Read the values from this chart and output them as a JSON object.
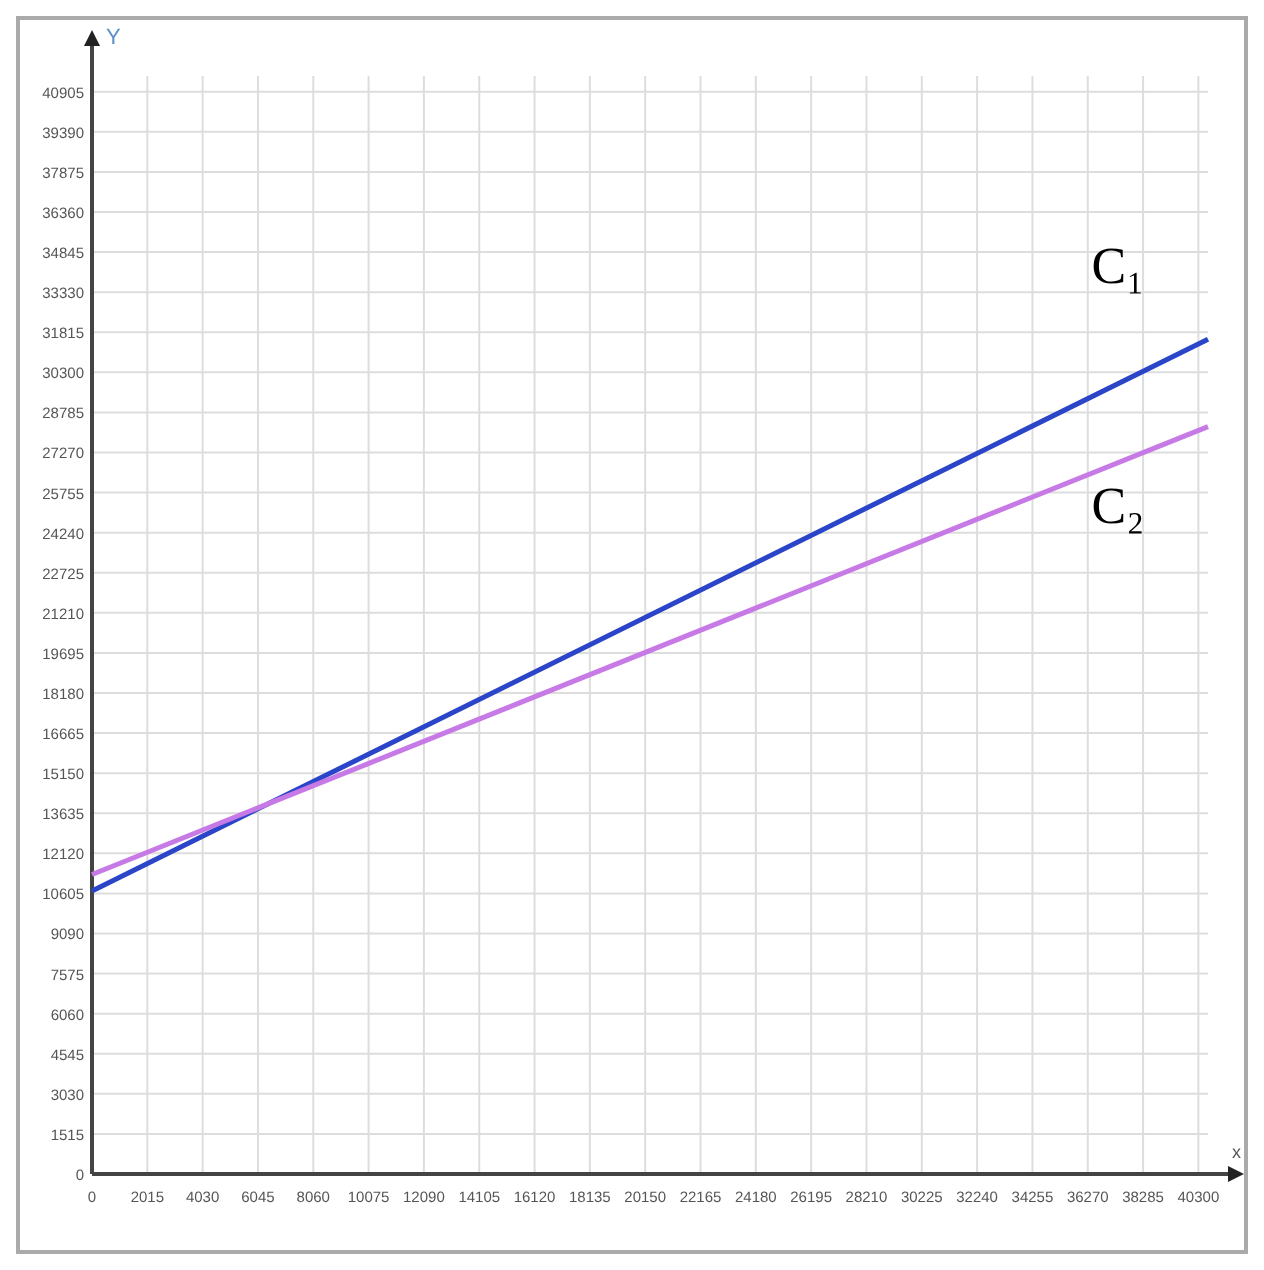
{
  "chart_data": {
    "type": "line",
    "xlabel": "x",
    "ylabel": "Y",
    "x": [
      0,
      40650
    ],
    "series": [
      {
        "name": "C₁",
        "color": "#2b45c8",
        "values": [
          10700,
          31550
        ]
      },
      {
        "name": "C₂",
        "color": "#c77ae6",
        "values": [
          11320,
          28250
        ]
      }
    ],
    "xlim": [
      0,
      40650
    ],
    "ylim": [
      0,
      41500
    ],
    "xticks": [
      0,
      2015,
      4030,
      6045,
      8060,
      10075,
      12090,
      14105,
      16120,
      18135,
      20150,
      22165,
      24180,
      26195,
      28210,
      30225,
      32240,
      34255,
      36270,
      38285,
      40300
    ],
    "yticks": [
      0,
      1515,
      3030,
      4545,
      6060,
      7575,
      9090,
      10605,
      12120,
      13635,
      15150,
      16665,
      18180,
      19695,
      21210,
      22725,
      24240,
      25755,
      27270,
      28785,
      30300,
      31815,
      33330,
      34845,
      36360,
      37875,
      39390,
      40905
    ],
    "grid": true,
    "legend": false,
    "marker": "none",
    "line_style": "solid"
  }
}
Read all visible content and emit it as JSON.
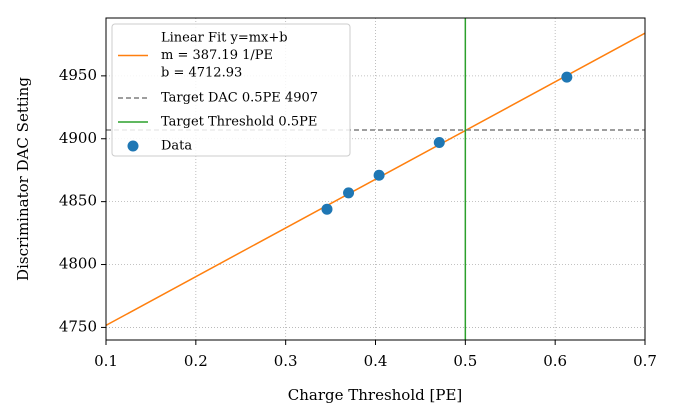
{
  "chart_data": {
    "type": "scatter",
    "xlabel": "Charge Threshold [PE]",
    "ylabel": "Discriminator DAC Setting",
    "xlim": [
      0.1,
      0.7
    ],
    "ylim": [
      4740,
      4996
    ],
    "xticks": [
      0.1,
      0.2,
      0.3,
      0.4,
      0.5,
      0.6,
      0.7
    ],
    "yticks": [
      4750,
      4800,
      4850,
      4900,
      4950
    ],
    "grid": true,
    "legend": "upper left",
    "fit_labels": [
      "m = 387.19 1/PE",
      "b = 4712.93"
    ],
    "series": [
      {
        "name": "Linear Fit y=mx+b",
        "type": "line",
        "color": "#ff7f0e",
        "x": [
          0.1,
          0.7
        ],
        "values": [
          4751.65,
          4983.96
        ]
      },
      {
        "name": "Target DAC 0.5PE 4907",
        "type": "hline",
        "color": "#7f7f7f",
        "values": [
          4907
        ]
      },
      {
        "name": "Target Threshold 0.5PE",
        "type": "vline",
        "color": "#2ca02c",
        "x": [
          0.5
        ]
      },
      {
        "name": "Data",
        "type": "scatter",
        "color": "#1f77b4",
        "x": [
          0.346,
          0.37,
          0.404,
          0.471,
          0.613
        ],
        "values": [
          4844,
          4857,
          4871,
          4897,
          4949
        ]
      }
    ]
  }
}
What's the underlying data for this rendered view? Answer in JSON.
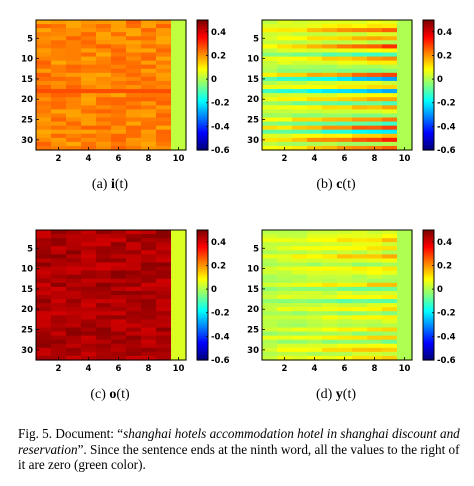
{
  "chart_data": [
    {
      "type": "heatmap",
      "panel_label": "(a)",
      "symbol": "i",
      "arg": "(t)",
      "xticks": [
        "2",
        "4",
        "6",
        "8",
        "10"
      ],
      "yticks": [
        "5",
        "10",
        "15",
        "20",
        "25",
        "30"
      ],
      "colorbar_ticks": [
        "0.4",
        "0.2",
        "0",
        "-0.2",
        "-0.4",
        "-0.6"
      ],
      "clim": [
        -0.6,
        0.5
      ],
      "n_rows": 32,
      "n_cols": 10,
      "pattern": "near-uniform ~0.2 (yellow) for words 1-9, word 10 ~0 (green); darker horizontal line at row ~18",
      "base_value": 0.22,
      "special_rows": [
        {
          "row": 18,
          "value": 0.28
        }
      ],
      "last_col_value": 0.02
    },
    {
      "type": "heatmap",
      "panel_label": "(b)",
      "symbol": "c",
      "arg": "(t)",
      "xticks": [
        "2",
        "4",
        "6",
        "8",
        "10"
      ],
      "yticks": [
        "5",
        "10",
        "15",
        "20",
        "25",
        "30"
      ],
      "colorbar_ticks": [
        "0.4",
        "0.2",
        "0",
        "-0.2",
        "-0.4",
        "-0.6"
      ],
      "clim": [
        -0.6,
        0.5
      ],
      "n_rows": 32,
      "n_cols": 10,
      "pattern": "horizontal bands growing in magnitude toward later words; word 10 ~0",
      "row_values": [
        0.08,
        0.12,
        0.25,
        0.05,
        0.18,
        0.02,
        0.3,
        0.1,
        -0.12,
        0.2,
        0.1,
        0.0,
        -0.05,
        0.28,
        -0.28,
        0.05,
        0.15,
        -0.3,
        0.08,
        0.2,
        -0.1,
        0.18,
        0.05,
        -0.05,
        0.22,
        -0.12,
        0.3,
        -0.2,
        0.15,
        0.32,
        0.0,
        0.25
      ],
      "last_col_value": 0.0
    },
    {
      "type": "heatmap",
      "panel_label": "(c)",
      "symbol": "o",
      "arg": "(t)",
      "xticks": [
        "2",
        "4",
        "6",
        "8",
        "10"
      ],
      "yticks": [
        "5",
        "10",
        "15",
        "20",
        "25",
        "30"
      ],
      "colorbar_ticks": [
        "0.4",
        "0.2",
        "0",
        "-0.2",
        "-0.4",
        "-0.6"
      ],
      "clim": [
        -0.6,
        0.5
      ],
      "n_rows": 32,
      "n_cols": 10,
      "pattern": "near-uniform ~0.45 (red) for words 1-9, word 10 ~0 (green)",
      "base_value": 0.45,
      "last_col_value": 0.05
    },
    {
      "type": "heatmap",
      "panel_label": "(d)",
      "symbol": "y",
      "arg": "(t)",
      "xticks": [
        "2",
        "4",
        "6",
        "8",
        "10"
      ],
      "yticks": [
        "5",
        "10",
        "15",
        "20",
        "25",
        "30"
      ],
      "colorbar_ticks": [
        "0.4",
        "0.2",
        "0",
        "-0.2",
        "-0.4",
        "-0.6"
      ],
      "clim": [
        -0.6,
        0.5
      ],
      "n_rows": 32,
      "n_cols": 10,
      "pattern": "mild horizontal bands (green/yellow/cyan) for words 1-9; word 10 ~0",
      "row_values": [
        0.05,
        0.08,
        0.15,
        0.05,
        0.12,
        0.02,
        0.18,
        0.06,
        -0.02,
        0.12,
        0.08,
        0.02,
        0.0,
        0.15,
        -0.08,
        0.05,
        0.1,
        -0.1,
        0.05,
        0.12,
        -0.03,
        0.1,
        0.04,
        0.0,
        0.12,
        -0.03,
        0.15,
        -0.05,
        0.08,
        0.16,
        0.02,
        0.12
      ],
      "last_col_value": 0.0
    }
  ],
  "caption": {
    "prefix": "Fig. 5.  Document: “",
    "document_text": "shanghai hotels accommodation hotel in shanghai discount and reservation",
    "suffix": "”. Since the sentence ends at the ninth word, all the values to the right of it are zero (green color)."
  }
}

::::

> PROBLEM: Reproduce each entry precisely, dropping only the pictures.

> TASK OUTPUT:
Read the values from this chart and output them as a JSON object.
{
  "chart_data": {
    "type": "line",
    "xlabel": "x",
    "ylabel": "Y",
    "x": [
      0,
      40650
    ],
    "series": [
      {
        "name": "C₁",
        "color": "#2b45c8",
        "values": [
          10700,
          31550
        ]
      },
      {
        "name": "C₂",
        "color": "#c77ae6",
        "values": [
          11320,
          28250
        ]
      }
    ],
    "xlim": [
      0,
      40650
    ],
    "ylim": [
      0,
      41500
    ],
    "xticks": [
      0,
      2015,
      4030,
      6045,
      8060,
      10075,
      12090,
      14105,
      16120,
      18135,
      20150,
      22165,
      24180,
      26195,
      28210,
      30225,
      32240,
      34255,
      36270,
      38285,
      40300
    ],
    "yticks": [
      0,
      1515,
      3030,
      4545,
      6060,
      7575,
      9090,
      10605,
      12120,
      13635,
      15150,
      16665,
      18180,
      19695,
      21210,
      22725,
      24240,
      25755,
      27270,
      28785,
      30300,
      31815,
      33330,
      34845,
      36360,
      37875,
      39390,
      40905
    ],
    "grid": true,
    "legend": false,
    "marker": "none",
    "line_style": "solid"
  }
}
Read all visible content and emit it as JSON.
{
  "chart_data": {
    "type": "scatter",
    "xlabel": "Charge Threshold [PE]",
    "ylabel": "Discriminator DAC Setting",
    "xlim": [
      0.1,
      0.7
    ],
    "ylim": [
      4740,
      4996
    ],
    "xticks": [
      0.1,
      0.2,
      0.3,
      0.4,
      0.5,
      0.6,
      0.7
    ],
    "yticks": [
      4750,
      4800,
      4850,
      4900,
      4950
    ],
    "grid": true,
    "legend": "upper left",
    "fit_labels": [
      "m = 387.19 1/PE",
      "b = 4712.93"
    ],
    "series": [
      {
        "name": "Linear Fit y=mx+b",
        "type": "line",
        "color": "#ff7f0e",
        "x": [
          0.1,
          0.7
        ],
        "values": [
          4751.65,
          4983.96
        ]
      },
      {
        "name": "Target DAC 0.5PE 4907",
        "type": "hline",
        "color": "#7f7f7f",
        "values": [
          4907
        ]
      },
      {
        "name": "Target Threshold 0.5PE",
        "type": "vline",
        "color": "#2ca02c",
        "x": [
          0.5
        ]
      },
      {
        "name": "Data",
        "type": "scatter",
        "color": "#1f77b4",
        "x": [
          0.346,
          0.37,
          0.404,
          0.471,
          0.613
        ],
        "values": [
          4844,
          4857,
          4871,
          4897,
          4949
        ]
      }
    ]
  }
}
What's the underlying data for this rendered view? Answer in JSON.
{
  "chart_data": [
    {
      "type": "heatmap",
      "panel_label": "(a)",
      "symbol": "i",
      "arg": "(t)",
      "xticks": [
        "2",
        "4",
        "6",
        "8",
        "10"
      ],
      "yticks": [
        "5",
        "10",
        "15",
        "20",
        "25",
        "30"
      ],
      "colorbar_ticks": [
        "0.4",
        "0.2",
        "0",
        "-0.2",
        "-0.4",
        "-0.6"
      ],
      "clim": [
        -0.6,
        0.5
      ],
      "n_rows": 32,
      "n_cols": 10,
      "pattern": "near-uniform ~0.2 (yellow) for words 1-9, word 10 ~0 (green); darker horizontal line at row ~18",
      "base_value": 0.22,
      "special_rows": [
        {
          "row": 18,
          "value": 0.28
        }
      ],
      "last_col_value": 0.02
    },
    {
      "type": "heatmap",
      "panel_label": "(b)",
      "symbol": "c",
      "arg": "(t)",
      "xticks": [
        "2",
        "4",
        "6",
        "8",
        "10"
      ],
      "yticks": [
        "5",
        "10",
        "15",
        "20",
        "25",
        "30"
      ],
      "colorbar_ticks": [
        "0.4",
        "0.2",
        "0",
        "-0.2",
        "-0.4",
        "-0.6"
      ],
      "clim": [
        -0.6,
        0.5
      ],
      "n_rows": 32,
      "n_cols": 10,
      "pattern": "horizontal bands growing in magnitude toward later words; word 10 ~0",
      "row_values": [
        0.08,
        0.12,
        0.25,
        0.05,
        0.18,
        0.02,
        0.3,
        0.1,
        -0.12,
        0.2,
        0.1,
        0.0,
        -0.05,
        0.28,
        -0.28,
        0.05,
        0.15,
        -0.3,
        0.08,
        0.2,
        -0.1,
        0.18,
        0.05,
        -0.05,
        0.22,
        -0.12,
        0.3,
        -0.2,
        0.15,
        0.32,
        0.0,
        0.25
      ],
      "last_col_value": 0.0
    },
    {
      "type": "heatmap",
      "panel_label": "(c)",
      "symbol": "o",
      "arg": "(t)",
      "xticks": [
        "2",
        "4",
        "6",
        "8",
        "10"
      ],
      "yticks": [
        "5",
        "10",
        "15",
        "20",
        "25",
        "30"
      ],
      "colorbar_ticks": [
        "0.4",
        "0.2",
        "0",
        "-0.2",
        "-0.4",
        "-0.6"
      ],
      "clim": [
        -0.6,
        0.5
      ],
      "n_rows": 32,
      "n_cols": 10,
      "pattern": "near-uniform ~0.45 (red) for words 1-9, word 10 ~0 (green)",
      "base_value": 0.45,
      "last_col_value": 0.05
    },
    {
      "type": "heatmap",
      "panel_label": "(d)",
      "symbol": "y",
      "arg": "(t)",
      "xticks": [
        "2",
        "4",
        "6",
        "8",
        "10"
      ],
      "yticks": [
        "5",
        "10",
        "15",
        "20",
        "25",
        "30"
      ],
      "colorbar_ticks": [
        "0.4",
        "0.2",
        "0",
        "-0.2",
        "-0.4",
        "-0.6"
      ],
      "clim": [
        -0.6,
        0.5
      ],
      "n_rows": 32,
      "n_cols": 10,
      "pattern": "mild horizontal bands (green/yellow/cyan) for words 1-9; word 10 ~0",
      "row_values": [
        0.05,
        0.08,
        0.15,
        0.05,
        0.12,
        0.02,
        0.18,
        0.06,
        -0.02,
        0.12,
        0.08,
        0.02,
        0.0,
        0.15,
        -0.08,
        0.05,
        0.1,
        -0.1,
        0.05,
        0.12,
        -0.03,
        0.1,
        0.04,
        0.0,
        0.12,
        -0.03,
        0.15,
        -0.05,
        0.08,
        0.16,
        0.02,
        0.12
      ],
      "last_col_value": 0.0
    }
  ],
  "caption": {
    "prefix": "Fig. 5.  Document: “",
    "document_text": "shanghai hotels accommodation hotel in shanghai discount and reservation",
    "suffix": "”. Since the sentence ends at the ninth word, all the values to the right of it are zero (green color)."
  }
}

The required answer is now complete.